━━━━━ Input for this task
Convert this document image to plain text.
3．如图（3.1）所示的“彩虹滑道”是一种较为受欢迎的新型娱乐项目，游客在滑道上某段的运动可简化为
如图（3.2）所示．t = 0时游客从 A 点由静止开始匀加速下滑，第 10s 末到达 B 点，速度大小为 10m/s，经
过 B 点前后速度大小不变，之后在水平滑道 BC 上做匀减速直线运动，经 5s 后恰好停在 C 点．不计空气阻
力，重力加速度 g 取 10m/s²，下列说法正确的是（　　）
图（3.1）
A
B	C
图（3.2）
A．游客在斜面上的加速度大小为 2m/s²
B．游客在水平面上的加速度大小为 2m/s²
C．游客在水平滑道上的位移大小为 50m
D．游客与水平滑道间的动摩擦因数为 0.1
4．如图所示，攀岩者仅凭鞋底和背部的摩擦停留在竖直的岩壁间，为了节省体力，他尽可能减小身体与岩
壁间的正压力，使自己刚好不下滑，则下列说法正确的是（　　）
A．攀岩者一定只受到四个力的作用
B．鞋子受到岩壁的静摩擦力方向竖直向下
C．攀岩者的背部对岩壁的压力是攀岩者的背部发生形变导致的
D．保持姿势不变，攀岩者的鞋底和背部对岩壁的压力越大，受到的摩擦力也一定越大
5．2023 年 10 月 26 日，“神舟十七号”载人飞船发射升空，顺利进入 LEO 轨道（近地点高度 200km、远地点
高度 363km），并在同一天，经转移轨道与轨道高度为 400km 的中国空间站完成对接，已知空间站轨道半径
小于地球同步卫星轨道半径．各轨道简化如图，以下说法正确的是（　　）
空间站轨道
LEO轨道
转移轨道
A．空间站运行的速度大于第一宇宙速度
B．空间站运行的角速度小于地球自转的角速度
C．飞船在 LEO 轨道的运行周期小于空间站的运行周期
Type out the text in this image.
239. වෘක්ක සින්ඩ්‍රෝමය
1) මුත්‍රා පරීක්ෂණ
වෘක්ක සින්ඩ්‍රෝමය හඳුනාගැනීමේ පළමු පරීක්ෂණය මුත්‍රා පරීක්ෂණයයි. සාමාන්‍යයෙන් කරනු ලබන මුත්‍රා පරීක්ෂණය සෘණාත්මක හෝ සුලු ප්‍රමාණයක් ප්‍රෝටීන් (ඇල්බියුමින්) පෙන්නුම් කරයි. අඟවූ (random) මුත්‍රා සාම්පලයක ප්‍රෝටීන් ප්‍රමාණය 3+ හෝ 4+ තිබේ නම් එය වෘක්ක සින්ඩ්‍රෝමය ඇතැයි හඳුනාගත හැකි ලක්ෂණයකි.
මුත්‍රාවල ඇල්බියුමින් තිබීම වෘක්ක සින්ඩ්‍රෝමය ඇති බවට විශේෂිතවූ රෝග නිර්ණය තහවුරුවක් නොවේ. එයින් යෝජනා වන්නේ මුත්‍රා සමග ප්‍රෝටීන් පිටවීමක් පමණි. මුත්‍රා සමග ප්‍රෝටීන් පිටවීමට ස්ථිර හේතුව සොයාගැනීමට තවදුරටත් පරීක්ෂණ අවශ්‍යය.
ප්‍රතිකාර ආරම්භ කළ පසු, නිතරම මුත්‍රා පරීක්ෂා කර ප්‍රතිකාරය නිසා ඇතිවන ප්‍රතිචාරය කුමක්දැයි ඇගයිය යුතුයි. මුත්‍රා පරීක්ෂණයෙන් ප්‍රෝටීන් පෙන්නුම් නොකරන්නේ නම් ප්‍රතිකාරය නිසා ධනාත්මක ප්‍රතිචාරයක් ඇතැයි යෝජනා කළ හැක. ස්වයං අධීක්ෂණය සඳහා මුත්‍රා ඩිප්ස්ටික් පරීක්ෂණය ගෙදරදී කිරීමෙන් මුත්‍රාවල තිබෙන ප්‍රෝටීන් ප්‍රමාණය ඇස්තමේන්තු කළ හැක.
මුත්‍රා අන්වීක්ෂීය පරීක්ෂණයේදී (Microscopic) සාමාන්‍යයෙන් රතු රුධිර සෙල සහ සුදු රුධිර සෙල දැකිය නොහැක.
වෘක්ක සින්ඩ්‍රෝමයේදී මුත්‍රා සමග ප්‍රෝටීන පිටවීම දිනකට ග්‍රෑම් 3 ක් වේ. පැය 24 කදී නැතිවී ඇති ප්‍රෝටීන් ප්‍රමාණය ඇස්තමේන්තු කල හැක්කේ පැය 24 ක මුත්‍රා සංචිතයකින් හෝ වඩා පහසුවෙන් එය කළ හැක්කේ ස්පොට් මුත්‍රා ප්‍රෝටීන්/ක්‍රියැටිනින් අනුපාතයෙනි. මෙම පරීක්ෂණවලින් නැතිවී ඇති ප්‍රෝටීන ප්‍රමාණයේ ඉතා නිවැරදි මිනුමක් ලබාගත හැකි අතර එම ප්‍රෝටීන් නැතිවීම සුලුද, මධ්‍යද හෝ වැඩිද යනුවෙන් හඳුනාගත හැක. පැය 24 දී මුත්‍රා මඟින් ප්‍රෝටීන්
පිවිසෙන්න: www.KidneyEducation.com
━━━━━━━━━━
● Set task:
Gather every line from the listing above in which the word "text" appears.

● Exercise answer:
Convert this document image to plain text.
Type out the text in this image.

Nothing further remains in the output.